Stored dataset items:
▼
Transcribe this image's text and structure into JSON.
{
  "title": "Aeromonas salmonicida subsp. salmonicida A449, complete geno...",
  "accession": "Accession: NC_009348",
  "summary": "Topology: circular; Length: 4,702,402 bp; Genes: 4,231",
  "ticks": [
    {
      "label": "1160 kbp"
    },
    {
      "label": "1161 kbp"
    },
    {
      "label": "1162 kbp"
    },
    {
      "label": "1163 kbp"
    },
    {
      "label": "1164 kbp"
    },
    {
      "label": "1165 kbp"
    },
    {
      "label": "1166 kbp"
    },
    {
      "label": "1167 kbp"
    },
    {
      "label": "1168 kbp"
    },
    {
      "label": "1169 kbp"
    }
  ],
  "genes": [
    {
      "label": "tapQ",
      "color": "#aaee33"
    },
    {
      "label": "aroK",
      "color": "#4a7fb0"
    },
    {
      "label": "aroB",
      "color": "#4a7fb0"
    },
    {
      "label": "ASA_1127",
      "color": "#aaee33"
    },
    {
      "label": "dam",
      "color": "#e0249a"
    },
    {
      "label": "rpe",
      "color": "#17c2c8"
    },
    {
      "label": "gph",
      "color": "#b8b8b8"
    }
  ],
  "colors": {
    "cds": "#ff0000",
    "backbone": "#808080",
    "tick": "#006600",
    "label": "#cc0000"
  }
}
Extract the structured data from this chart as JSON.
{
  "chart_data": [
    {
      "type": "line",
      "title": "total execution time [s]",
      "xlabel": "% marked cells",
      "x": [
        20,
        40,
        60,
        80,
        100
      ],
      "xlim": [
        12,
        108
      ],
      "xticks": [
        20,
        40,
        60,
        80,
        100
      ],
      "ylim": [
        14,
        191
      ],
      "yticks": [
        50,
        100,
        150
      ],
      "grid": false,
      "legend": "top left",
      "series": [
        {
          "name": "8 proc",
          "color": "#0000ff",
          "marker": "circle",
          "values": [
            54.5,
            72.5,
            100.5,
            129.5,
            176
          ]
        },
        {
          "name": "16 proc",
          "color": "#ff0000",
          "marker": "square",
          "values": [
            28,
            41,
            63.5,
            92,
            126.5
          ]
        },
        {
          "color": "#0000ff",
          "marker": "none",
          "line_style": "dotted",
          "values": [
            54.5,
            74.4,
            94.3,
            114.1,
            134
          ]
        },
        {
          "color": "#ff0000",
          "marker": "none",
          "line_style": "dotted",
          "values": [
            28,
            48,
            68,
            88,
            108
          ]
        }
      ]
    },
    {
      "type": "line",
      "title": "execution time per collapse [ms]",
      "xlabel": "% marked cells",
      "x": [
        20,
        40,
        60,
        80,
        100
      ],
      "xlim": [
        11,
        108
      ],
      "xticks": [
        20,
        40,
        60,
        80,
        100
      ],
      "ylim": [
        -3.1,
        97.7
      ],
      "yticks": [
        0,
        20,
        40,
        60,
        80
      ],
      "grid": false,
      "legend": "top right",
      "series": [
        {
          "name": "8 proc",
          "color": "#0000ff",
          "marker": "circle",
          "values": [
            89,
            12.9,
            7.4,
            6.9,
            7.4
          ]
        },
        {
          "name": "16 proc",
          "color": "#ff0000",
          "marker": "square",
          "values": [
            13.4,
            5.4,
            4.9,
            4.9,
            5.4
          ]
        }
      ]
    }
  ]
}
▲
Restate every record word for word.

Transcribe this image's text and structure into JSON.
{
  "title": "Aeromonas salmonicida subsp. salmonicida A449, complete geno...",
  "accession": "Accession: NC_009348",
  "summary": "Topology: circular; Length: 4,702,402 bp; Genes: 4,231",
  "ticks": [
    {
      "label": "1160 kbp"
    },
    {
      "label": "1161 kbp"
    },
    {
      "label": "1162 kbp"
    },
    {
      "label": "1163 kbp"
    },
    {
      "label": "1164 kbp"
    },
    {
      "label": "1165 kbp"
    },
    {
      "label": "1166 kbp"
    },
    {
      "label": "1167 kbp"
    },
    {
      "label": "1168 kbp"
    },
    {
      "label": "1169 kbp"
    }
  ],
  "genes": [
    {
      "label": "tapQ",
      "color": "#aaee33"
    },
    {
      "label": "aroK",
      "color": "#4a7fb0"
    },
    {
      "label": "aroB",
      "color": "#4a7fb0"
    },
    {
      "label": "ASA_1127",
      "color": "#aaee33"
    },
    {
      "label": "dam",
      "color": "#e0249a"
    },
    {
      "label": "rpe",
      "color": "#17c2c8"
    },
    {
      "label": "gph",
      "color": "#b8b8b8"
    }
  ],
  "colors": {
    "cds": "#ff0000",
    "backbone": "#808080",
    "tick": "#006600",
    "label": "#cc0000"
  }
}
Extract the structured data from this chart as JSON.
{
  "chart_data": [
    {
      "type": "line",
      "title": "total execution time [s]",
      "xlabel": "% marked cells",
      "x": [
        20,
        40,
        60,
        80,
        100
      ],
      "xlim": [
        12,
        108
      ],
      "xticks": [
        20,
        40,
        60,
        80,
        100
      ],
      "ylim": [
        14,
        191
      ],
      "yticks": [
        50,
        100,
        150
      ],
      "grid": false,
      "legend": "top left",
      "series": [
        {
          "name": "8 proc",
          "color": "#0000ff",
          "marker": "circle",
          "values": [
            54.5,
            72.5,
            100.5,
            129.5,
            176
          ]
        },
        {
          "name": "16 proc",
          "color": "#ff0000",
          "marker": "square",
          "values": [
            28,
            41,
            63.5,
            92,
            126.5
          ]
        },
        {
          "color": "#0000ff",
          "marker": "none",
          "line_style": "dotted",
          "values": [
            54.5,
            74.4,
            94.3,
            114.1,
            134
          ]
        },
        {
          "color": "#ff0000",
          "marker": "none",
          "line_style": "dotted",
          "values": [
            28,
            48,
            68,
            88,
            108
          ]
        }
      ]
    },
    {
      "type": "line",
      "title": "execution time per collapse [ms]",
      "xlabel": "% marked cells",
      "x": [
        20,
        40,
        60,
        80,
        100
      ],
      "xlim": [
        11,
        108
      ],
      "xticks": [
        20,
        40,
        60,
        80,
        100
      ],
      "ylim": [
        -3.1,
        97.7
      ],
      "yticks": [
        0,
        20,
        40,
        60,
        80
      ],
      "grid": false,
      "legend": "top right",
      "series": [
        {
          "name": "8 proc",
          "color": "#0000ff",
          "marker": "circle",
          "values": [
            89,
            12.9,
            7.4,
            6.9,
            7.4
          ]
        },
        {
          "name": "16 proc",
          "color": "#ff0000",
          "marker": "square",
          "values": [
            13.4,
            5.4,
            4.9,
            4.9,
            5.4
          ]
        }
      ]
    }
  ]
}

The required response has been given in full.